→ **Provided data**

========================

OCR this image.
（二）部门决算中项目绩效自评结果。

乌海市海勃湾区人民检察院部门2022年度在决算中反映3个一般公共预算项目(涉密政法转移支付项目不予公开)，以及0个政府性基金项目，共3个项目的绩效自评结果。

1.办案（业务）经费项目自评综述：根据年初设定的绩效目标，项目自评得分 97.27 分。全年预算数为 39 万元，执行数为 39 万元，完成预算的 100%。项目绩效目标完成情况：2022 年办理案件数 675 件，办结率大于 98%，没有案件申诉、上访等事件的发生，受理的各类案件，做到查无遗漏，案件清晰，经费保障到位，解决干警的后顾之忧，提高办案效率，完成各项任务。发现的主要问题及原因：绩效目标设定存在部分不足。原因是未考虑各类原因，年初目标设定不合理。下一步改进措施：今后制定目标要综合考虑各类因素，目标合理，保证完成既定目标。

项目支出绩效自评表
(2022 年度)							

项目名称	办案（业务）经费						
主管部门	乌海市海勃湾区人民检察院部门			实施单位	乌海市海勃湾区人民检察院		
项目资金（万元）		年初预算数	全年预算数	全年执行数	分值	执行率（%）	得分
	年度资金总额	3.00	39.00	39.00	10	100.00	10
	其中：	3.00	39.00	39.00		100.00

========================

→ **Given task**
Write out every line from the records above, word for word.

→ **Exercise response**
OCR this image.
（二）部门决算中项目绩效自评结果。

乌海市海勃湾区人民检察院部门2022年度在决算中反映3个一般公共预算项目(涉密政法转移支付项目不予公开)，以及0个政府性基金项目，共3个项目的绩效自评结果。

1.办案（业务）经费项目自评综述：根据年初设定的绩效目标，项目自评得分 97.27 分。全年预算数为 39 万元，执行数为 39 万元，完成预算的 100%。项目绩效目标完成情况：2022 年办理案件数 675 件，办结率大于 98%，没有案件申诉、上访等事件的发生，受理的各类案件，做到查无遗漏，案件清晰，经费保障到位，解决干警的后顾之忧，提高办案效率，完成各项任务。发现的主要问题及原因：绩效目标设定存在部分不足。原因是未考虑各类原因，年初目标设定不合理。下一步改进措施：今后制定目标要综合考虑各类因素，目标合理，保证完成既定目标。

项目支出绩效自评表
(2022 年度)							

项目名称	办案（业务）经费						
主管部门	乌海市海勃湾区人民检察院部门			实施单位	乌海市海勃湾区人民检察院		
项目资金（万元）		年初预算数	全年预算数	全年执行数	分值	执行率（%）	得分
	年度资金总额	3.00	39.00	39.00	10	100.00	10
	其中：	3.00	39.00	39.00		100.00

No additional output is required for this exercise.